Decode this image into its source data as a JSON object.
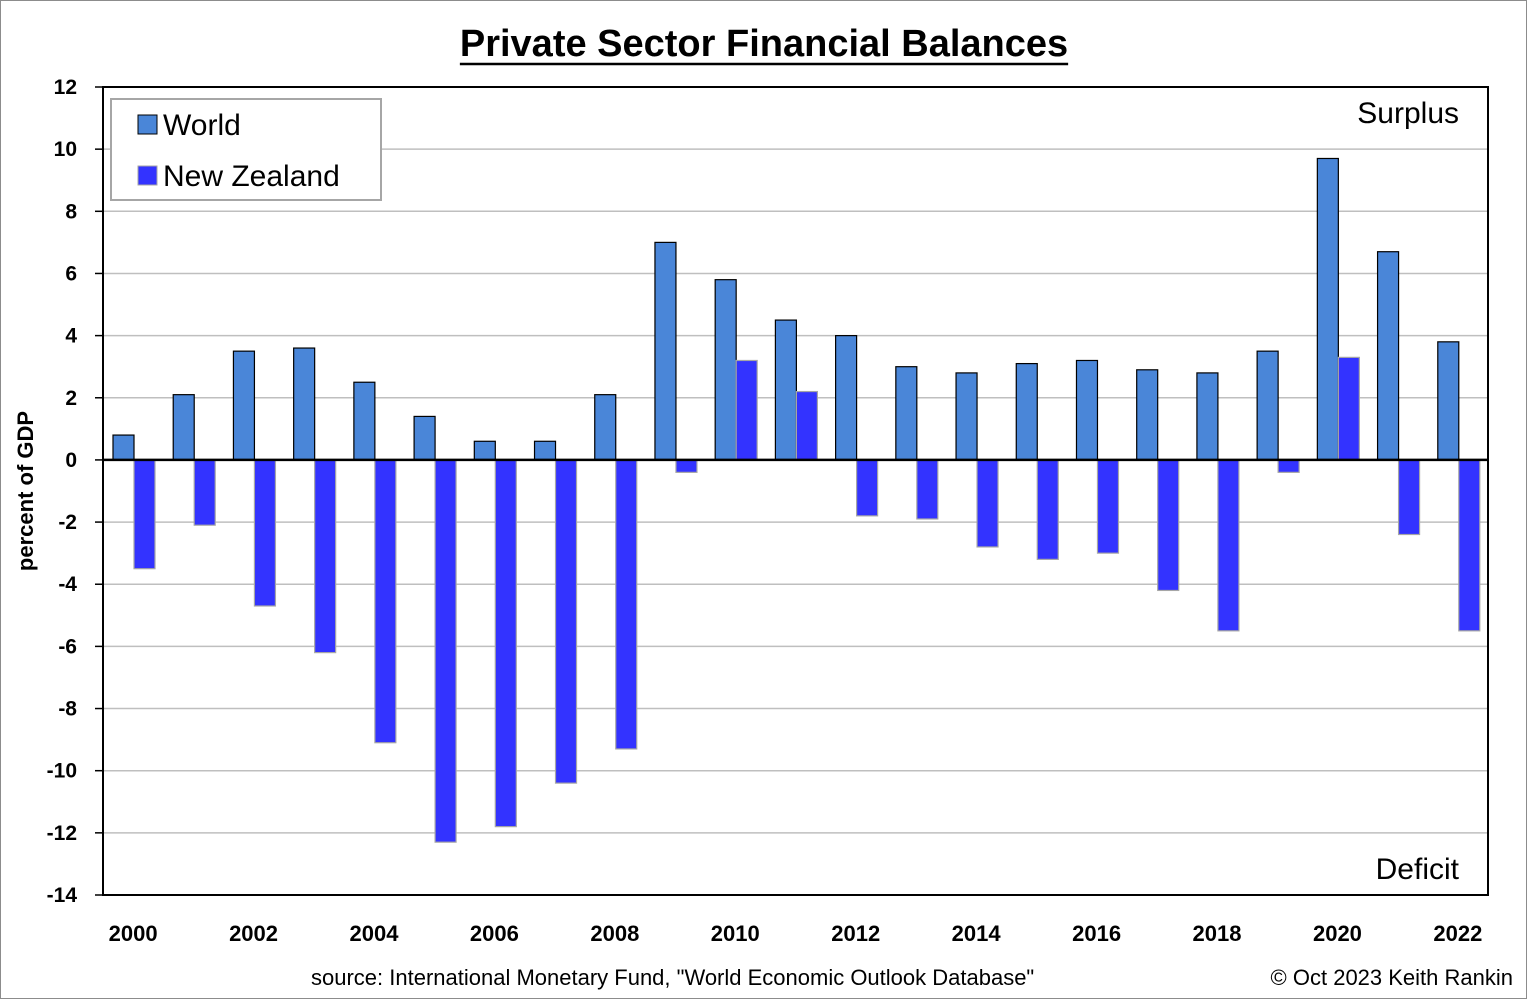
{
  "chart_data": {
    "type": "bar",
    "title": "Private Sector Financial Balances",
    "ylabel": "percent of GDP",
    "xlabel": "",
    "ylim": [
      -14,
      12
    ],
    "yticks": [
      12,
      10,
      8,
      6,
      4,
      2,
      0,
      -2,
      -4,
      -6,
      -8,
      -10,
      -12,
      -14
    ],
    "grid": true,
    "legend_position": "top-left",
    "categories": [
      2000,
      2001,
      2002,
      2003,
      2004,
      2005,
      2006,
      2007,
      2008,
      2009,
      2010,
      2011,
      2012,
      2013,
      2014,
      2015,
      2016,
      2017,
      2018,
      2019,
      2020,
      2021,
      2022
    ],
    "xtick_labels": [
      "2000",
      "",
      "2002",
      "",
      "2004",
      "",
      "2006",
      "",
      "2008",
      "",
      "2010",
      "",
      "2012",
      "",
      "2014",
      "",
      "2016",
      "",
      "2018",
      "",
      "2020",
      "",
      "2022"
    ],
    "series": [
      {
        "name": "World",
        "color": "#4a86d8",
        "values": [
          0.8,
          2.1,
          3.5,
          3.6,
          2.5,
          1.4,
          0.6,
          0.6,
          2.1,
          7.0,
          5.8,
          4.5,
          4.0,
          3.0,
          2.8,
          3.1,
          3.2,
          2.9,
          2.8,
          3.5,
          9.7,
          6.7,
          3.8
        ]
      },
      {
        "name": "New Zealand",
        "color": "#3333ff",
        "values": [
          -3.5,
          -2.1,
          -4.7,
          -6.2,
          -9.1,
          -12.3,
          -11.8,
          -10.4,
          -9.3,
          -0.4,
          3.2,
          2.2,
          -1.8,
          -1.9,
          -2.8,
          -3.2,
          -3.0,
          -4.2,
          -5.5,
          -0.4,
          3.3,
          -2.4,
          -5.5
        ]
      }
    ],
    "annotations": {
      "top_right": "Surplus",
      "bottom_right": "Deficit"
    },
    "source": "source:  International Monetary Fund, \"World Economic Outlook Database\"",
    "credit": "© Oct 2023 Keith Rankin"
  }
}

————

**Problem requirements**
What comes back should match the records exactly, minus any pictures.

**Right answer**
Decode this image into its source data as a JSON object.
{
  "chart_data": {
    "type": "bar",
    "title": "Private Sector Financial Balances",
    "ylabel": "percent of GDP",
    "xlabel": "",
    "ylim": [
      -14,
      12
    ],
    "yticks": [
      12,
      10,
      8,
      6,
      4,
      2,
      0,
      -2,
      -4,
      -6,
      -8,
      -10,
      -12,
      -14
    ],
    "grid": true,
    "legend_position": "top-left",
    "categories": [
      2000,
      2001,
      2002,
      2003,
      2004,
      2005,
      2006,
      2007,
      2008,
      2009,
      2010,
      2011,
      2012,
      2013,
      2014,
      2015,
      2016,
      2017,
      2018,
      2019,
      2020,
      2021,
      2022
    ],
    "xtick_labels": [
      "2000",
      "",
      "2002",
      "",
      "2004",
      "",
      "2006",
      "",
      "2008",
      "",
      "2010",
      "",
      "2012",
      "",
      "2014",
      "",
      "2016",
      "",
      "2018",
      "",
      "2020",
      "",
      "2022"
    ],
    "series": [
      {
        "name": "World",
        "color": "#4a86d8",
        "values": [
          0.8,
          2.1,
          3.5,
          3.6,
          2.5,
          1.4,
          0.6,
          0.6,
          2.1,
          7.0,
          5.8,
          4.5,
          4.0,
          3.0,
          2.8,
          3.1,
          3.2,
          2.9,
          2.8,
          3.5,
          9.7,
          6.7,
          3.8
        ]
      },
      {
        "name": "New Zealand",
        "color": "#3333ff",
        "values": [
          -3.5,
          -2.1,
          -4.7,
          -6.2,
          -9.1,
          -12.3,
          -11.8,
          -10.4,
          -9.3,
          -0.4,
          3.2,
          2.2,
          -1.8,
          -1.9,
          -2.8,
          -3.2,
          -3.0,
          -4.2,
          -5.5,
          -0.4,
          3.3,
          -2.4,
          -5.5
        ]
      }
    ],
    "annotations": {
      "top_right": "Surplus",
      "bottom_right": "Deficit"
    },
    "source": "source:  International Monetary Fund, \"World Economic Outlook Database\"",
    "credit": "© Oct 2023 Keith Rankin"
  }
}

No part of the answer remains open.